Thomas Kennedy (November 2, 1887 – January 19, 1963) was a miner and president of the United Mine Workers of America (UMWA) from 1960 to 1963.

Kennedy was born in 1887 in Lansford, Pennsylvania.  He started work in the mines at the age of 12, breaking large chunks of coal into smaller pieces. He joined the Mine Workers in 1900, and was elected secretary of Local 1738 in 1903. He was elected to the District 7 board in 1908, and as District 7 president in 1910; he served until 1925. During this time, he was UMWA's chief negotiator for contracts with anthracite coal mine owners.

In 1925, he was elected UMWA's secretary-treasurer.  He left that position when he was elected an international vice president in 1947.  During his tenure as a UMWA vice president, he led the battle to convince the American Federation of Labor to embrace social insurance and unemployment insurance.

He was elected lieutenant governor of Pennsylvania in 1934, becoming the first Democrat to hold the office since Chauncey Black left office in 1887. He ran for governor four years later, but was defeated when the state Democratic political machine decided not to support him.

Kennedy was appointed to the National Defense Mediation Board in 1941, but resigned in protest later that year after the board ruled against UMWA in the "captive mines" case.  He was re-appointed in 1942, but resigned again when the board issued its "Little Steel" organizing decision.

Short task: According to the Thomas Kennedy text, at what age did he start work in the mines?

Data section:
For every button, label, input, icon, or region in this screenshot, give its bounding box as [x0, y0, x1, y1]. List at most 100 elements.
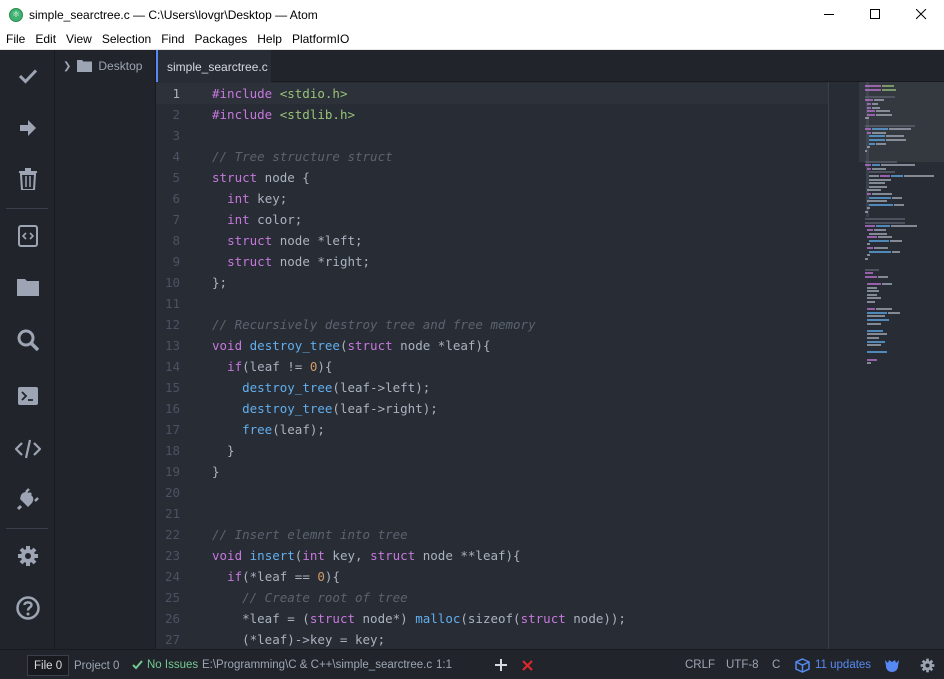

Expected answer: At the age of 12.